Instructions for the task ▸ From the entries that follow, pick out all lines holding "right".
---------- Exercise materials
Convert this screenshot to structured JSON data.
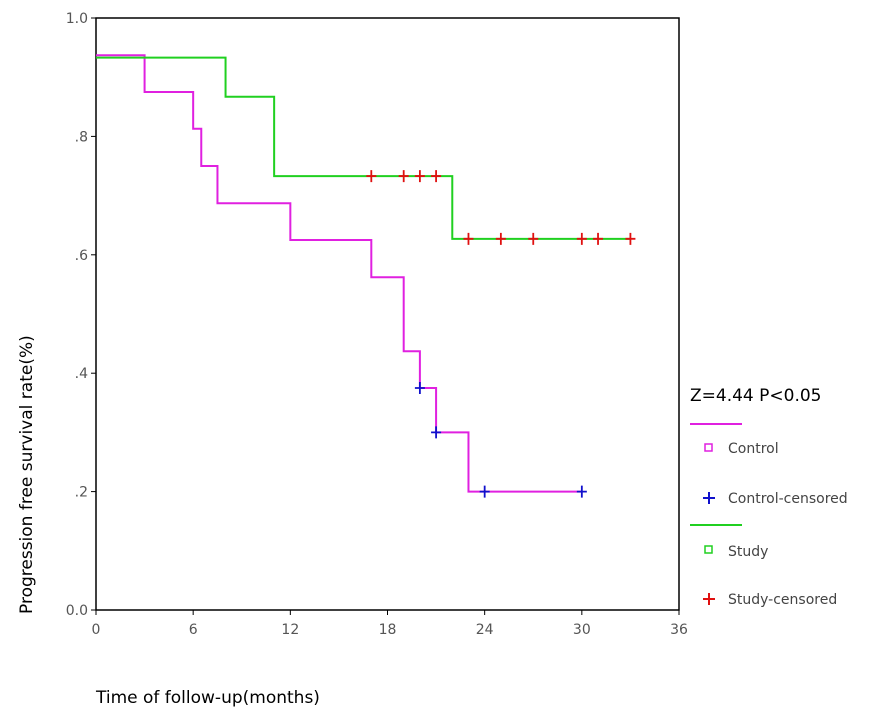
{
  "chart_data": {
    "type": "line",
    "subtype": "kaplan-meier",
    "xlabel": "Time of follow-up(months)",
    "ylabel": "Progression free survival rate(%)",
    "xlim": [
      0,
      36
    ],
    "ylim": [
      0,
      1.0
    ],
    "xticks": [
      {
        "value": 0,
        "label": "0"
      },
      {
        "value": 6,
        "label": "6"
      },
      {
        "value": 12,
        "label": "12"
      },
      {
        "value": 18,
        "label": "18"
      },
      {
        "value": 24,
        "label": "24"
      },
      {
        "value": 30,
        "label": "30"
      },
      {
        "value": 36,
        "label": "36"
      }
    ],
    "yticks": [
      {
        "value": 0,
        "label": "0.0"
      },
      {
        "value": 0.2,
        "label": ".2"
      },
      {
        "value": 0.4,
        "label": ".4"
      },
      {
        "value": 0.6,
        "label": ".6"
      },
      {
        "value": 0.8,
        "label": ".8"
      },
      {
        "value": 1.0,
        "label": "1.0"
      }
    ],
    "grid": false,
    "legend_position": "right",
    "annotation": "Z=4.44 P<0.05",
    "series": [
      {
        "name": "Control",
        "color": "#e020e0",
        "steps": [
          [
            0,
            0.937
          ],
          [
            3,
            0.875
          ],
          [
            6,
            0.813
          ],
          [
            6.5,
            0.75
          ],
          [
            7.5,
            0.687
          ],
          [
            12,
            0.625
          ],
          [
            17,
            0.562
          ],
          [
            19,
            0.437
          ],
          [
            20,
            0.375
          ],
          [
            21,
            0.3
          ],
          [
            23,
            0.2
          ],
          [
            30,
            0.2
          ]
        ],
        "censored_name": "Control-censored",
        "censored_color": "#1010cc",
        "censored": [
          [
            20,
            0.375
          ],
          [
            21,
            0.3
          ],
          [
            24,
            0.2
          ],
          [
            30,
            0.2
          ]
        ]
      },
      {
        "name": "Study",
        "color": "#20d020",
        "steps": [
          [
            0,
            0.933
          ],
          [
            8,
            0.867
          ],
          [
            11,
            0.733
          ],
          [
            22,
            0.627
          ],
          [
            33,
            0.627
          ]
        ],
        "censored_name": "Study-censored",
        "censored_color": "#e01010",
        "censored": [
          [
            17,
            0.733
          ],
          [
            19,
            0.733
          ],
          [
            20,
            0.733
          ],
          [
            21,
            0.733
          ],
          [
            23,
            0.627
          ],
          [
            25,
            0.627
          ],
          [
            27,
            0.627
          ],
          [
            30,
            0.627
          ],
          [
            31,
            0.627
          ],
          [
            33,
            0.627
          ]
        ]
      }
    ]
  }
}
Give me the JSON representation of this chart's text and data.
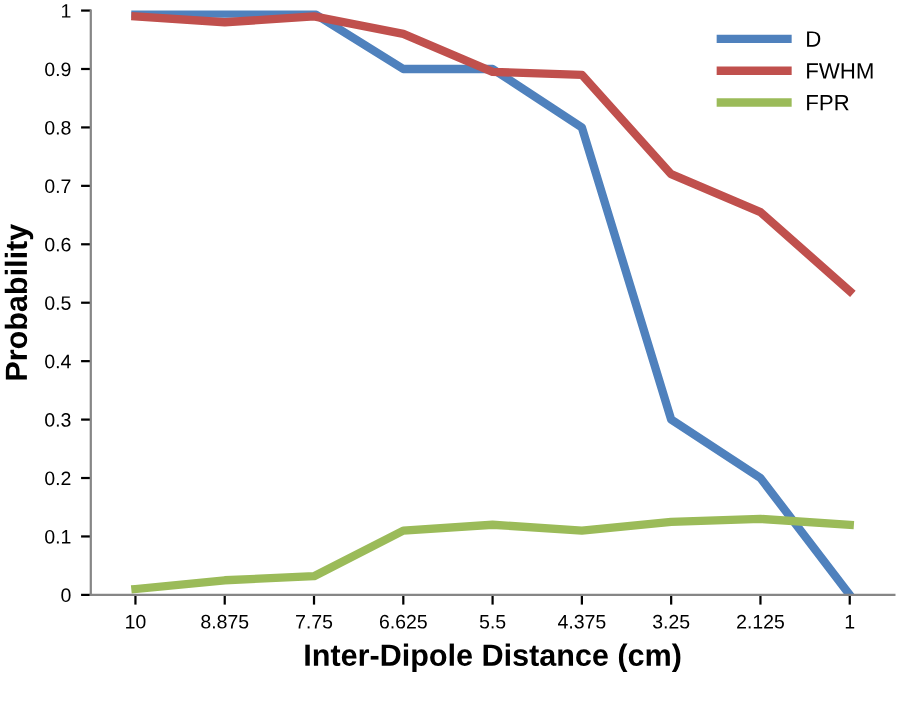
{
  "chart_data": {
    "type": "line",
    "xlabel": "Inter-Dipole Distance (cm)",
    "ylabel": "Probability",
    "categories": [
      "10",
      "8.875",
      "7.75",
      "6.625",
      "5.5",
      "4.375",
      "3.25",
      "2.125",
      "1"
    ],
    "series": [
      {
        "name": "D",
        "color": "#4f81bd",
        "values": [
          0.995,
          0.995,
          0.995,
          0.9,
          0.9,
          0.8,
          0.3,
          0.2,
          0.0
        ]
      },
      {
        "name": "FWHM",
        "color": "#c0504d",
        "values": [
          0.99,
          0.98,
          0.99,
          0.96,
          0.895,
          0.89,
          0.72,
          0.655,
          0.52
        ]
      },
      {
        "name": "FPR",
        "color": "#9bbb59",
        "values": [
          0.01,
          0.025,
          0.032,
          0.11,
          0.12,
          0.11,
          0.125,
          0.13,
          0.12
        ]
      }
    ],
    "ylim": [
      0,
      1
    ],
    "yticks": [
      0,
      0.1,
      0.2,
      0.3,
      0.4,
      0.5,
      0.6,
      0.7,
      0.8,
      0.9,
      1
    ],
    "grid": false,
    "legend": "top right",
    "marker": "none",
    "line_style": "solid"
  }
}
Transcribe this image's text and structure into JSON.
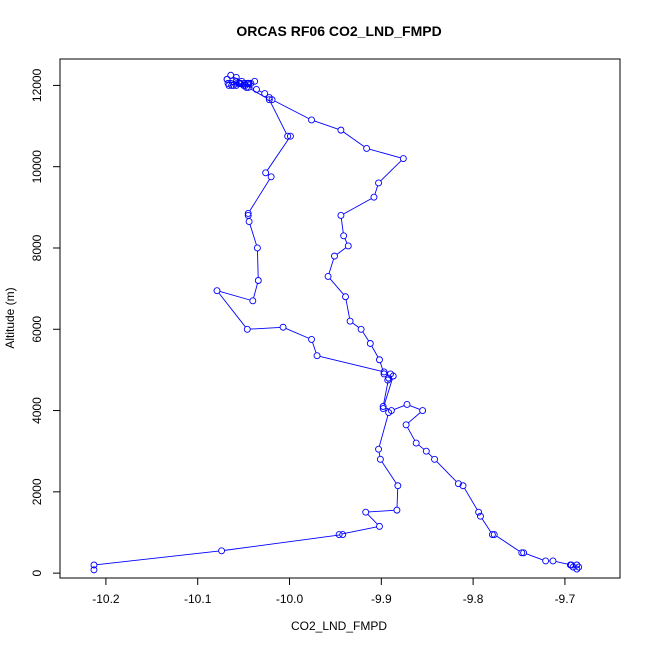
{
  "chart_data": {
    "type": "line",
    "title": "ORCAS RF06 CO2_LND_FMPD",
    "xlabel": "CO2_LND_FMPD",
    "ylabel": "Altitude (m)",
    "xlim": [
      -10.25,
      -9.64
    ],
    "ylim": [
      -120,
      12650
    ],
    "xticks": [
      -10.2,
      -10.1,
      -10.0,
      -9.9,
      -9.8,
      -9.7
    ],
    "xtick_labels": [
      "-10.2",
      "-10.1",
      "-10.0",
      "-9.9",
      "-9.8",
      "-9.7"
    ],
    "yticks": [
      0,
      2000,
      4000,
      6000,
      8000,
      10000,
      12000
    ],
    "ytick_labels": [
      "0",
      "2000",
      "4000",
      "6000",
      "8000",
      "10000",
      "12000"
    ],
    "grid": false,
    "series": [
      {
        "color": "#0000ff",
        "marker": "open-circle",
        "x": [
          -10.213,
          -10.213,
          -10.074,
          -9.942,
          -9.946,
          -9.902,
          -9.917,
          -9.883,
          -9.882,
          -9.901,
          -9.903,
          -9.892,
          -9.898,
          -9.887,
          -9.893,
          -9.897,
          -9.902,
          -9.912,
          -9.922,
          -9.934,
          -9.939,
          -9.958,
          -9.951,
          -9.936,
          -9.941,
          -9.944,
          -9.908,
          -9.903,
          -9.876,
          -9.916,
          -9.944,
          -9.976,
          -10.019,
          -10.022,
          -10.027,
          -10.036,
          -10.048,
          -10.058,
          -10.067,
          -10.066,
          -10.054,
          -10.052,
          -10.045,
          -10.042,
          -10.038,
          -10.044,
          -10.046,
          -10.05,
          -10.058,
          -10.053,
          -10.068,
          -10.058,
          -10.064,
          -10.049,
          -10.061,
          -10.055,
          -10.068,
          -10.063,
          -10.047,
          -10.045,
          -10.022,
          -10.002,
          -9.999,
          -10.026,
          -10.02,
          -10.045,
          -10.045,
          -10.044,
          -10.035,
          -10.034,
          -10.04,
          -10.079,
          -10.046,
          -10.007,
          -9.976,
          -9.97,
          -9.897,
          -9.89,
          -9.892,
          -9.898,
          -9.889,
          -9.872,
          -9.855,
          -9.873,
          -9.862,
          -9.851,
          -9.842,
          -9.816,
          -9.811,
          -9.794,
          -9.792,
          -9.779,
          -9.777,
          -9.747,
          -9.745,
          -9.721,
          -9.713,
          -9.693,
          -9.694,
          -9.687,
          -9.685,
          -9.687,
          -9.691
        ],
        "y": [
          80,
          200,
          550,
          950,
          950,
          1150,
          1500,
          1550,
          2150,
          2800,
          3050,
          3950,
          4050,
          4850,
          4750,
          4900,
          5250,
          5650,
          6000,
          6200,
          6800,
          7300,
          7800,
          8050,
          8300,
          8800,
          9250,
          9600,
          10200,
          10450,
          10900,
          11150,
          11650,
          11700,
          11800,
          11900,
          12000,
          12000,
          12050,
          12000,
          12050,
          12100,
          12050,
          12050,
          12100,
          12050,
          12050,
          12000,
          12100,
          12050,
          12150,
          12200,
          12250,
          12050,
          12000,
          12050,
          12150,
          12000,
          11950,
          11950,
          11650,
          10750,
          10750,
          9850,
          9750,
          8850,
          8800,
          8650,
          8000,
          7200,
          6700,
          6950,
          6000,
          6050,
          5750,
          5350,
          4950,
          4900,
          4800,
          4100,
          4000,
          4150,
          4000,
          3650,
          3200,
          3000,
          2800,
          2200,
          2150,
          1500,
          1400,
          950,
          950,
          500,
          500,
          300,
          300,
          200,
          200,
          200,
          150,
          100,
          150
        ]
      }
    ]
  }
}
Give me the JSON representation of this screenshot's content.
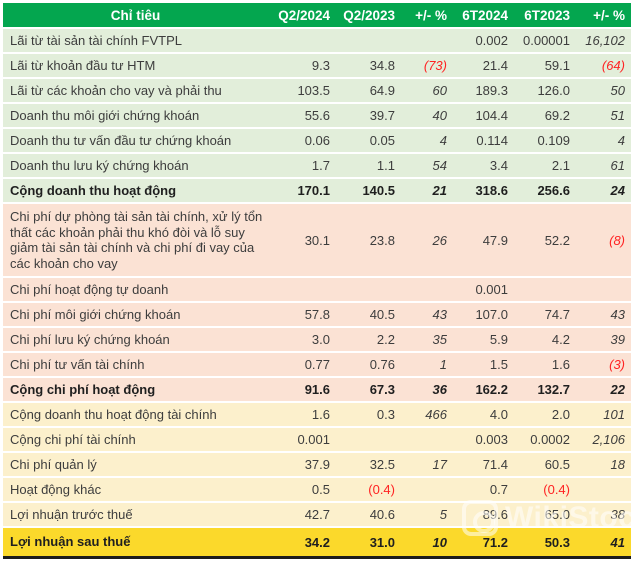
--------------------
Output of the task ▸
    "legend_position": "right",
    "legend": "top right",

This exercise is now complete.